# Mijn broertje wenste koning te zullen worden.



## Tazzler

Hi,

I'm confused about what purpose _zullen_ serves in the title sentence. Why is it there? 

Thank you.


----------



## BrunoR

To indicate that what he wants is in the future. It means 'my brother wished to become a king [one day]'. If there had stood *mijn broertje wenste koning te worden* it would have meant he wanted it immediately.  But yes, it may be confusing, even for the native people, we would say *mijn broertje wenste dat hij koning zou worden*.


----------



## Baunilha

I would never ever say 'wenste koning te zullen worden'. The combination of 'wensen' and 'x te zullen worden' (as D.O.) is quite odd, perhaps incorrect. Could you tell me where you've found the sentence?


----------



## Joannes

I agree. *Zullen* is weird in this sentence. The idea of being king in the future needn't be expressed by *zullen*, it's in *worden* as well..


----------



## Grytolle

Hij wou dat 'm koning werd. <3


----------



## BrunoR

Grytolle said:


> hij wou dat 'm koning werd <3


That's totally incorrect Grytolle, although I know it's a dialect! You're using an indirect object instead of a subject!


----------



## Grytolle

No, I'm using a sub-standard clitic synonyme of "hij", much like "ie" but less accepted


----------



## Baunilha

Grytolle said:


> No, I'm using a sub-standard clitic synonyme of "hij", much like "ie" but less accepted



check mate. 

But either way, I wouldn't recommend "Hij wou dat 'm..." in a text - although it should be possible to write it down in a letter to a member of the family.


----------



## Grytolle

Me neither  Using it on a forum with vreemden (thank god people know Dutch, because my English is going downhill ) is pushing it a bit already


----------



## BrunoR

Are you sure it's correct Grytolle? Let's ask Frank, because I don't see it as correct Dutch.


----------



## Grytolle

BrunoR said:


> Are you sure it's correct Grytolle? Let's ask Frank, because I don't see it as correct Dutch.


It's not correct written language, and you could drive your teacher mad with it at school.


----------



## BrunoR

Grytolle said:


> It's not correct written language, and you could drive your teacher mad with it at school


That's what I thought.


----------



## Frank06

*Hi,*



Grytolle said:


> Hij wou dat 'm koning werd. <3





BrunoR said:


> Are you sure it's correct Grytolle? Let's ask Frank, because I don't see it as correct Dutch.


*I want to make clear that I am not the "language supervisor" here .

On the other hand, this forum primarily deals with Standard Dutch. Discussions about other variants of Dutch are more than welcome, writing in those variants without indicating in one or another way that it's not Standard Dutch is not welcome.

Groetjes,

Frank
Moderator DF*


----------



## Forero

I think since _worden_ can mean "grow", "be", or "become", it might sometimes need the _sullen_ to disambiguate "become" from the other possibilities.  However, I think it's clear enough in this sentence without the _sullen_.  In fact, if we mean "want to become", we usually say "want to be", because it's shorter.


----------



## Lopes

Forero said:


> I think since _worden_ can mean "grow", "be", or "become",



_Worden_ means a lot of things, but I don't think 'grow' is one of them.. 



Forero said:


> it might sometimes need the _sullen
> _


It is _zullen_



Forero said:


> In fact, if we mean "want to become", we usually say "want to be", because it's shorter.

_Stated task_
From the forum thread about "zullen", extract the stretch from "check mate." through "of the family." word for word. Rely only on the forum thread for this.

[Dataset excerpts]
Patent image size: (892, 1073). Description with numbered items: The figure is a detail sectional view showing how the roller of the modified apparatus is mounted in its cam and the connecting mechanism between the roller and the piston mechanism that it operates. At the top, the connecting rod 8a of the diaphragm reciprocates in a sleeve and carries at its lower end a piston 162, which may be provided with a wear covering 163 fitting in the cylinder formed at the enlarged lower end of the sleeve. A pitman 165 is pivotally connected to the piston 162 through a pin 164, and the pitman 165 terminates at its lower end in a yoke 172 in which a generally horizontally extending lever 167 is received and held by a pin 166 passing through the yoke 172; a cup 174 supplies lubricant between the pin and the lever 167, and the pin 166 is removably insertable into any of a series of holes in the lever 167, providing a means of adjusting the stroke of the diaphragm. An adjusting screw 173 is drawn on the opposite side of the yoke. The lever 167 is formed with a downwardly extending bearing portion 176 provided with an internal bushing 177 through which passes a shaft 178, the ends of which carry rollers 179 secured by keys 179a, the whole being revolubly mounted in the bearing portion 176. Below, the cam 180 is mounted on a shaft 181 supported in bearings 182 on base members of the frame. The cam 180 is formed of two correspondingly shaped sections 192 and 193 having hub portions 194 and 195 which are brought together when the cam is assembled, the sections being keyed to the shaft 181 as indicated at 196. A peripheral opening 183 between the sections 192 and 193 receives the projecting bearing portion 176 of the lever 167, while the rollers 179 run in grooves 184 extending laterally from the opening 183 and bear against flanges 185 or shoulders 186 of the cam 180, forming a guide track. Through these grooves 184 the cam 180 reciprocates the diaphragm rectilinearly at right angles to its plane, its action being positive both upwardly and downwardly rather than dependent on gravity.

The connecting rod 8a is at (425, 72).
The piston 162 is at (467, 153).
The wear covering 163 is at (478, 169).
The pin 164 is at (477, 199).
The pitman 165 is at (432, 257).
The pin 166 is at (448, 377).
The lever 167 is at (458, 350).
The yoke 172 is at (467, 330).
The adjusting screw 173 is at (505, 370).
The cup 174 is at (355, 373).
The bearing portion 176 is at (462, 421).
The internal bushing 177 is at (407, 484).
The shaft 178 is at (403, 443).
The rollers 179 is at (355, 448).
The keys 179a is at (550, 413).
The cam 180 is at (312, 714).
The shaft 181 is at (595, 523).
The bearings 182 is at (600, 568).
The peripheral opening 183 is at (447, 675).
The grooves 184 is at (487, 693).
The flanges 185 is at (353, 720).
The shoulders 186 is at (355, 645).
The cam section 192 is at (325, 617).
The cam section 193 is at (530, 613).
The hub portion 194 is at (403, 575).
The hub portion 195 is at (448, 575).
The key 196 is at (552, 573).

_Right answer_
check mate. 

But either way, I wouldn't recommend "Hij wou dat 'm..." in a text - although it should be possible to write it down in a letter to a member of the family.